§ **What is expected**
According to the article on the state-by-state impact of the ACA, how much worse off were market participants in the six states with severe exchange glitches, compared with participants in other states that ran their own exchanges?

§ **Passage provided**
-- Opening Marker --

State-by-state look at impact of ACA

Individuals in states that ceded all enforcement of the Affordable Care Act were worse off by approximately $245 per participant on an annualized basis, according to a recent study from Amanda Kowalski, published by the Brookings Institution.

Kowalski labels Alabama, Missouri, Oklahoma, Texas and Wymoing as "direct enforcement" states, and notes that these states experienced smaller coverage increases over time. This is perhaps a result of sicker enrollees living in these states.

On the flip side, six of the eight states that successfully implemented both their own state-run exchanges and expanded Medicaid saw the welfare average improve drastically. New York, for instance, improved the average enrollee's welfare by $1,164 annually, Kowalski finds.

Arkansas and Kentucky were big winners this past enrollment period--both states, which ran their own exchanges and expanded Medicaid, recorded the largest reduction in uninsured residents, FierceHealthPayer previously reported.

States that experienced technical glitches--Hawaii, Maryland, Massachusetts, Minnesota, Nevada and Oregon--experienced bigger problems than states that built successful exchanges, finds Kowalski. Participants in these states were worse off by $750 annually, compared to those in successfully-run states.

"Market participants in the six states that had severe exchange glitches are worse off by approximately $750 per participant on an annualized basis, relative to participants in other states with their own exchanges," Kowalski writes.

State-based exchange glitches were, unfortunately, quite common since ACA implementation. Back in January, Maryland officials continued to struggled to make the state's health insurance exchange operable. And what's more, this left up to 5,000 people thinking they were fully enrolled, even when they weren't.

Yet states that were more more passive, meaning, the ones that did not implement the main elements of the healthcare reform law--were $330 better off annually compared to the glitchy states, according to Kowalski.

-- Closing Marker --

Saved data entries
-- Opening Marker --

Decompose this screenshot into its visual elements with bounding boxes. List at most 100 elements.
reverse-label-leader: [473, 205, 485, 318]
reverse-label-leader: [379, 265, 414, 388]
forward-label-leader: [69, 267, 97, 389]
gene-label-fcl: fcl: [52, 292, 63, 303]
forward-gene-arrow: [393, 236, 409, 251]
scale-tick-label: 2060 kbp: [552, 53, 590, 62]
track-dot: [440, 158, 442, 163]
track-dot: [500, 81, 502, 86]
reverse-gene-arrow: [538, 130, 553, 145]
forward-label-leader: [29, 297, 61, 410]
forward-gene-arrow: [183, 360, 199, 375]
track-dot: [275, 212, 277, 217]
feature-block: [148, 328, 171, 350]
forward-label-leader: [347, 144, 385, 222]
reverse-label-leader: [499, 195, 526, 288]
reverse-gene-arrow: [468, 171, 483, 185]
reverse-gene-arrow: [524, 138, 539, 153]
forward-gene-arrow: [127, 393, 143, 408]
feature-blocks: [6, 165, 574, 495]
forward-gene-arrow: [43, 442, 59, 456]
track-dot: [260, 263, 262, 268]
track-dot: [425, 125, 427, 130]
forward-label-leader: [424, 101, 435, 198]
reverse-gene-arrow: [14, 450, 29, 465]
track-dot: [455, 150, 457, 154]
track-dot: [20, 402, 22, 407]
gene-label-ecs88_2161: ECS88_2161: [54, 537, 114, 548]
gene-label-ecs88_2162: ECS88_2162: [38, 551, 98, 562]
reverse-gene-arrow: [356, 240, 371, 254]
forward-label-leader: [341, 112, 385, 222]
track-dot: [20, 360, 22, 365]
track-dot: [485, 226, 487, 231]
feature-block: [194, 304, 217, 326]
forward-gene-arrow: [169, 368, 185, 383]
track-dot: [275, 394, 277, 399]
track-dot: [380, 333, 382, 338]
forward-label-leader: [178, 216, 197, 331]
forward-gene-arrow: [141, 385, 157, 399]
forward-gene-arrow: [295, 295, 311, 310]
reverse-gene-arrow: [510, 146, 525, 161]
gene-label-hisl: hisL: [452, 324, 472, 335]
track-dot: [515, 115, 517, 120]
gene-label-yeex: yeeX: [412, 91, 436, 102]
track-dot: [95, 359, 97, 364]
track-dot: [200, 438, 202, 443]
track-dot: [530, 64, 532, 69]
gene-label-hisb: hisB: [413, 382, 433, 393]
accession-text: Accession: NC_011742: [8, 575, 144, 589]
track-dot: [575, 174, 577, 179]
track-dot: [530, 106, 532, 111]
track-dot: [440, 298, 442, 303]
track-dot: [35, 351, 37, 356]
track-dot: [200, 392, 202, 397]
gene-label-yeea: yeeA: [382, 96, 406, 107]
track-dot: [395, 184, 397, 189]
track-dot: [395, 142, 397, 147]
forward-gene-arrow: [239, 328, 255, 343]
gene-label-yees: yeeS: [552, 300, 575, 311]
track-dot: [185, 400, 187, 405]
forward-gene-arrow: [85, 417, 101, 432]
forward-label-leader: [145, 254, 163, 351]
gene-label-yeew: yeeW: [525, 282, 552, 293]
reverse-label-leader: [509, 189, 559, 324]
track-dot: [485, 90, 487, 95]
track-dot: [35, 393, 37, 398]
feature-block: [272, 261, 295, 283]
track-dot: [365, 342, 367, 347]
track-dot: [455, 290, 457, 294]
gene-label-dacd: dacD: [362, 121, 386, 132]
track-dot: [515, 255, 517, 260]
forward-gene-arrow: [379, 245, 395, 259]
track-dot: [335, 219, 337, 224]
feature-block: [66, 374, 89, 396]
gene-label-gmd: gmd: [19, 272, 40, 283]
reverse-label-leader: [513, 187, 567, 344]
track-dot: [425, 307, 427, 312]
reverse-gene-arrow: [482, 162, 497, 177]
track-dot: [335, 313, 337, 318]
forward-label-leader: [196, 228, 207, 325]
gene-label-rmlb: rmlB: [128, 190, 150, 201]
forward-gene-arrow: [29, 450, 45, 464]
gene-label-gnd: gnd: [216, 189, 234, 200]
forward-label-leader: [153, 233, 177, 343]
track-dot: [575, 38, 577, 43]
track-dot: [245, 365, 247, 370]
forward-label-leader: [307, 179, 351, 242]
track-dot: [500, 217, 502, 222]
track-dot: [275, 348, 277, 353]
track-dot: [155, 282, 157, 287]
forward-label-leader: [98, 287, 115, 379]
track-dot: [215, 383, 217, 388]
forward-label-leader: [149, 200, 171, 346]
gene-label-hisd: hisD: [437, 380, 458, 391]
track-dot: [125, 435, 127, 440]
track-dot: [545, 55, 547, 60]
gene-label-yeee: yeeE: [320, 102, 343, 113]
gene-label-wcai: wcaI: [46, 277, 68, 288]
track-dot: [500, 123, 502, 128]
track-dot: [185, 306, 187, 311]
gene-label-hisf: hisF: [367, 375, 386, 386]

-- Closing Marker --

§ **Written response**
They were worse off by approximately $750 per participant on an annualized basis.